> WHAT THIS TASK INVOLVES:
Which lines hold the word "meisje"? Copy each of them from the material.

----

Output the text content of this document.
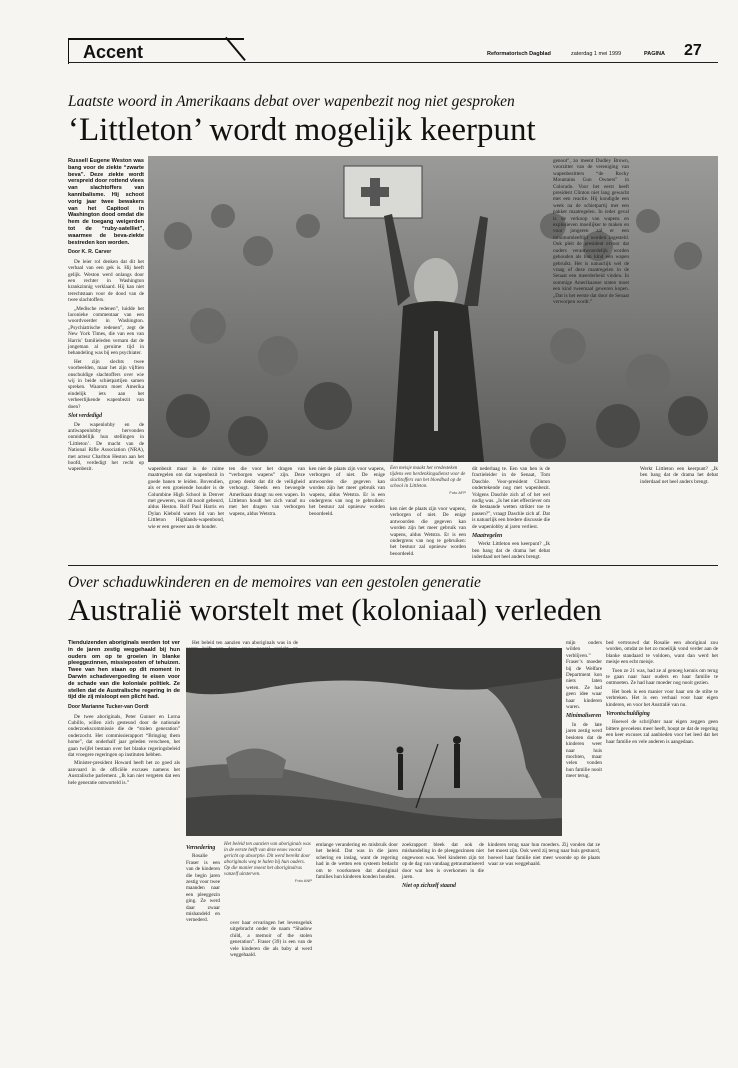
Accent	Reformatorisch Dagblad	zaterdag 1 mei 1999	PAGINA 27
Laatste woord in Amerikaans debat over wapenbezit nog niet gesproken
‘Littleton’ wordt mogelijk keerpunt
Russell Eugene Weston was bang voor de ziekte “zwarte beva”. Deze ziekte wordt verspreid door rottend vlees van slachtoffers van kannibalisme. Hij schoot vorig jaar twee bewakers van het Capitool in Washington dood omdat die hem de toegang weigerden tot de “ruby-satelliet”, waarmee de beva-ziekte bestreden kon worden.
Door K. R. Carver

De leier rol denken dat dit het verhaal van een gek is. Hij heeft gelijk. Weston werd onlangs door een rechter in Washington krankzinnig verklaard. Hij kan niet terechtstaan voor de dood van de twee slachtoffers.

„Medische redenen”, luidde het laconieke commentaar van een woordvoerder in Washington. „Psychiatrische redenen”, zegt de New York Times, die van een van Harris’ familieleden vernam dat de jongeman al geruime tijd in behandeling was bij een psychiater.

Het zijn slechts twee voorbeelden, maar het zijn vijftien onschuldige slachtoffers over wie wij in beide schietpartijen samen spreken. Waarom moet Amerika eindelijk iets aan het verheerlijkende wapenbezit van doen?

Slot verdedigd

De wapenlobby en de antiwapenlobby hervonden onmiddellijk hun stellingen in ‘Littleton’. De macht van de National Rifle Association (NRA), met acteur Charlton Heston aan het hoofd, verdedigt het recht op wapenbezit.	wapenbezit maar in de ruime maatregelen om dat wapenbezit in goede banen te leiden. Bovendien, als er een groeiende houder is de Columbine High School in Denver met geweren, was dit nooit gebeurd, aldus Heston. Rolf Paul Harris en Dylan Klebold waren lid van het Littleton Highlands-wapenbond, wie er een geweer aan de houder.

ten die voor het dragen van “verborgen wapens” zijn. Deze groep denkt dat dit de veiligheid verhoogt. Steeds een bevoegde Amerikaan draagt nu een wapen. In Littleton houdt het zich vanaf nu met het dragen van verborgen wapens, aldus Wetstra.

ken niet de plaats zijn voor wapens, verborgen of niet. De enige antwoorden die gegeven kan worden zijn het meer gebruik van wapens, aldus Wetstra. Er is een ondergrens van nog te gebruiken: het bestuur zal opnieuw worden beoordeeld.

Een meisje maakt het vredesteken tijdens een herdenkingsdienst voor de slachtoffers van het bloedbad op de school in Littleton.
Foto AFP

ken niet de plaats zijn voor wapens, verborgen of niet. De enige antwoorden die gegeven kan worden zijn het meer gebruik van wapens, aldus Wetstra. Er is een ondergrens van nog te gebruiken: het bestuur zal opnieuw worden beoordeeld.

dit nederlaag te. Een van hen is de fractieleider in de Senaat, Tom Daschle. Voor-president Clinton ondertekende nog met wapenbezit. Volgens Daschle zich af of het wel nodig was. „Is het niet effectiever om de bestaande wetten strikter toe te passen?”, vraagt Daschle zich af. Dat is natuurlijk een bredere discussie die de wapenlobby al jaren verliest.

Maatregelen

Werkt Littleton een keerpunt? „Ik ben bang dat de drama het debat inderdaad net heel anders brengt.

genoot”, zo meent Dudley Brown, voorzitter van de vereniging van wapenbezitters “de Rocky Mountains Gun Owners” in Colorado. Voor het eerst heeft president Clinton niet lang gewacht met een reactie. Hij kondigde een week na de schietpartij met een pakket maatregelen. In ieder geval is de verkoop van wapens en explosieven moeilijker te maken en voor jongeren zal er een minimumleeftijd worden ingesteld. Ook pleit de president ervoor dat ouders verantwoordelijk worden gehouden als hun kind een wapen gebruikt. Het is natuurlijk wel de vraag of deze maatregelen in de Senaat een meerderheid vinden. In sommige Amerikaanse staten moet een kind tweemaal geweren kopen. „Dat is het eerste dat door de Senaat verworpen wordt.”

Werkt Littleton een keerpunt? „Ik ben bang dat de drama het debat inderdaad net heel anders brengt.

Over schaduwkinderen en de memoires van een gestolen generatie
Australië worstelt met (koloniaal) verleden
Tienduizenden aboriginals werden tot ver in de jaren zestig weggehaald bij hun ouders om op te groeien in blanke pleeggezinnen, missieposten of tehuizen. Twee van hen staan op dit moment in Darwin schadevergoeding te eisen voor de schade van die koloniale politiek. Ze stellen dat de Australische regering in de tijd die zij misloopt een plicht had.
Door Marianne Tucker-van Oordt

De twee aboriginals, Peter Gunner en Lorna Cubillo, willen zich gesteund door de nationale onderzoekscommissie die de “stolen generation” onderzocht. Het commissierapport “Bringing them home”, dat onderhalf jaar geleden verscheen, het gaan twijfel bestaan over het blanke regeringsbeleid dat vroegere regeringen op instituten hebben.

Minister-president Howard heeft het zo goed als aanvaard in de officiële excuses namens het Australische parlement. „Ik kan niet vergeten dat een hele generatie ontworteld is.”

Het beleid ten aanzien van aboriginals was in de	mijn ouders wilden verblijven.” Fraser’s moeder bij de Welfare Department kon niets laten weten. Ze had geen idee waar haar kinderen waren.

Minimaliseren

In de late jaren zestig werd besloten dat de kinderen weer naar huis mochten, maar velen vonden hun familie nooit meer terug.

bed vertrouwd dat Rosalie een aboriginal zou worden, omdat ze het zo moeilijk vond verder aan de blanke standaard te voldoen, want dan werd het meisje een echt meisje.

Toen ze 21 was, had ze al genoeg kennis om terug te gaan naar haar ouders en haar familie te ontmoeten. Ze had haar moeder nog nooit gezien.

Het boek is een manier voor haar om de stilte te verbreken. Het is een verhaal voor haar eigen kinderen, en voor het Australië van nu.

Verontschuldiging

Hoewel de schrijfster naar eigen zeggen geen bittere gevoelens meer heeft, hoopt ze dat de regering een keer excuses zal aanbieden voor het leed dat het haar familie en vele anderen is aangedaan.

Het beleid ten aanzien van aboriginals was in de eerste helft van deze eeuw vooral gericht op absorptie. Dit werd bereikt door aboriginals weg te halen bij hun ouders. Op die manier moest het aboriginalras vanzelf uitsterven.
Foto ANP
Vernedering

Rosalie Fraser is een van de kinderen die begin jaren zestig voor twee maanden naar een pleeggezin ging. Ze werd daar zwaar mishandeld en vernederd.	over haar ervaringen het levensgeluk uitgebracht onder de naam “Shadow child, a memoir of the stolen generation”. Fraser (39) is een van de vele kinderen die als baby al werd weggehaald.

emlange verandering en misbruik door het beleid. Dat was in die jaren schering en inslag, want de regering had in de wetten een systeem bedacht om te voorkomen dat aboriginal families hun kinderen konden houden.

zoekrapport bleek dat ook de mishandeling in de pleeggezinnen niet ongewoon was. Veel kinderen zijn tot op de dag van vandaag getraumatiseerd door wat hen is overkomen in die jaren.

Niet op zichzelf staand

kinderen terug naar hun moeders. Zij vonden dat ze het moest zijn. Ook werd zij terug naar huis gestuurd, hoewel haar familie niet meer woonde op de plaats waar ze was weggehaald.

----

> SOLUTION TO THE PROBLEM:
Een meisje maakt het vredesteken tijdens een herdenkingsdienst voor de slachtoffers van het bloedbad op de school in Littleton.
bed vertrouwd dat Rosalie een aboriginal zou worden, omdat ze het zo moeilijk vond verder aan de blanke standaard te voldoen, want dan werd het meisje een echt meisje.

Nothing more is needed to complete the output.